──────── Excerpted text ────────
Europe Cannabis News
Switzerland Wants 5,000 Citizens To Get High For Research Purposes
In order to help define the new rules and regulations surrounding cannabis consumption, the Swiss government is considering allowing 5,000 people to smoke pot legally, they said last Thursday.
Switzerland’s Federal Health Office says that the plan which may result in a change from the archaic 1951 laws will be released for public comment until the middle of the year. Currently, it’s legal for citizens to consume cannabis with less than a percent of THC, the compound in the plant that gets you high. It’s estimated that around 200,000 people out of its 8 million residents consume cannabis illegally in Switzerland. The highly regulated pilot program will go on for a maximum period of 10 years; once done, they will be reviewing studies.
The participants for the trials should be at least 18 years of age, and current cannabis users. They are also required to be municipality residents in the area where the trials will be done. Additionally, part of the plan entails them to receive a cannabis ID, but they would not be allowed to resell cannabis or pass the drug on to anyone else.
“Without undermining the general cannabis prohibition, we need to be able to test new regulation models under the current situation,” the Swiss government disclosed in a new statement.
“Cities point to the negative impact of current laws, illegal trade in public places that is increasingly disruptive and makes people feel unsafe, and resource-sapping efforts to curb drug sales in urban areas,” reads the statement. “As a result, some cities want to find out how controlled access to cannabis affects its consumption, buying behaviors and the health of participants.”
Aurora Buys Portuguese Cannabis Company
Aurora Cannabis, a major Canadian cannabis producer, is showing no signs of slowing down their takeover in a global market.
They’ve just announced their acquisition of Gaia Pharm, a Portuguese company, with a 51% stake. Aurora intends to develop a local cultivation facility in order to supply cannabis and cannabis-derived medications for Europe.
Gaia Pharm had just received the go signal from the Portuguese Health Ministry as they applied to build a cannabis cultivation facility that’s EU compliant. Meanwhile, Aurora has been working on being a primary early mover in countries whose cannabis markets are still in their infancy. Aurora saw an opportunity in Portugal, considering they have a population of 10 million – as well as the fact that they just legalized medical cannabis in the new year.
──────── Given records ────────
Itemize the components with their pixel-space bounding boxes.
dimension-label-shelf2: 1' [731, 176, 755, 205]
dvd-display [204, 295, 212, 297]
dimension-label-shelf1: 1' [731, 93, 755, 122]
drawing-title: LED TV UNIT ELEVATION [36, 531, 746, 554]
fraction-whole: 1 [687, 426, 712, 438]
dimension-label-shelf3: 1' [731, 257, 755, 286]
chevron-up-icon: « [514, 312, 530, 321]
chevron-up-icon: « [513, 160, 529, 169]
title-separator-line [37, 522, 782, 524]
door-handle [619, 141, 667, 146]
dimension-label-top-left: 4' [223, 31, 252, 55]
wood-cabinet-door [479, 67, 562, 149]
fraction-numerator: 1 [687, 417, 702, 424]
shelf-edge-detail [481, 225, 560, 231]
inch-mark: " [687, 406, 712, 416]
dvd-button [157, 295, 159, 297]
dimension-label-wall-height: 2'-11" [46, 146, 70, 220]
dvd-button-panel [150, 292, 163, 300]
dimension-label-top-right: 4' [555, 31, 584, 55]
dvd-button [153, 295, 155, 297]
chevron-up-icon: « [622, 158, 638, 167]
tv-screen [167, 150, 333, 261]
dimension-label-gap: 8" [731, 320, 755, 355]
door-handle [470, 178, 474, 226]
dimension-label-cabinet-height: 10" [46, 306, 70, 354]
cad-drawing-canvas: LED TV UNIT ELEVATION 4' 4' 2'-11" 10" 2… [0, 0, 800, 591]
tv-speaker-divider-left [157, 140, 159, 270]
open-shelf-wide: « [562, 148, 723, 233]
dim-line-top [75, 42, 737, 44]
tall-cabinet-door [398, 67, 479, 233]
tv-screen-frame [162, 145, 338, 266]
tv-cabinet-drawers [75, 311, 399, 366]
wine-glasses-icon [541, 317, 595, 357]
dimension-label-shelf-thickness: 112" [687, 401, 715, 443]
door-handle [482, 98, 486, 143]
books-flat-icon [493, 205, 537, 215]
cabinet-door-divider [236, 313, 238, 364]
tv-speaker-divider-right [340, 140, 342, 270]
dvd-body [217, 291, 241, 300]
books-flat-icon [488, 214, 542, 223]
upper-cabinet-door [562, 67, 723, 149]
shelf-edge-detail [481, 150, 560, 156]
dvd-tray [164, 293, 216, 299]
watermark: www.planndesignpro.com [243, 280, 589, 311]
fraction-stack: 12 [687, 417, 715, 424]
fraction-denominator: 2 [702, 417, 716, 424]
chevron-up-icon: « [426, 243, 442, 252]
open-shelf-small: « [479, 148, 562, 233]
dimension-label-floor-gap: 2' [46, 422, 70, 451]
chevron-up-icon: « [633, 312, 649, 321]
────────
> Exercise goal
Continue the European cannabis news roundup on Switzerland's pilot program and Aurora's purchase of Gaia Pharm, starting after its final sentence.

> Result for this exercise
“We are very pleased to be entering yet another European market, and look forward to collaborating with our joint venture partners, the government of Portugal and the Portuguese medical community, to encourage the development of a rigorously regulated and safe medical cannabis system that is well supplied and accessible to patients,” says Aurora CEO Terry Booth.
Aurora now has a presence in 24 countries, and they currently have the biggest footprint of any cannabis company in the world.
Malta MEP Calls For Harmonized Cannabis Legislation In EU And More Research
Miriam Dalli, a prominent MEP in Malta, is urging the European Commission to conduct more research on medical cannabis. She explains that Europe needs to work on standardizing regulations surrounding the plant.
“Member States need to encourage increased knowledge among medical professionals regarding the use of cannabis-based medicine whilst making sure that patients will have proper and equal access to medical cannabis and ensure that medical cannabis is provided as a safe and equal choice for patients to cater for their actual needs,” Dalli writes in an article published in Health Europa Quarterly.
Malta was already at the “forefront of European progress in the medical cannabis,” she says. But she emphasized the importance of Europe having common legislations primarily focusing on the importance of patient access to medicine, although research and education are key for getting there.
“It is education, research and a common legislative framework that can ensure that physicians will prescribe cannabis for medical use and no longer search for a compromise between medical necessity and legislative restrictions,” Dalli says.
“It has been shown that there are doctors who are reluctant to prescribe medical cannabis because they were never trained to do so,” she says.
Last year, there was an issue when a Spanish patient with a medical cannabis card in his home country had to pay a fine, and had his cannabis confiscated upon arriving to Malta during a day cruise. “Practices differ from one member state to another,” Dalli explains. “This results in a fragmented European landscape where the person affected mostly is the patient and his or her ability to access and use cannabis and cannabis-based medicines for medical purposes.”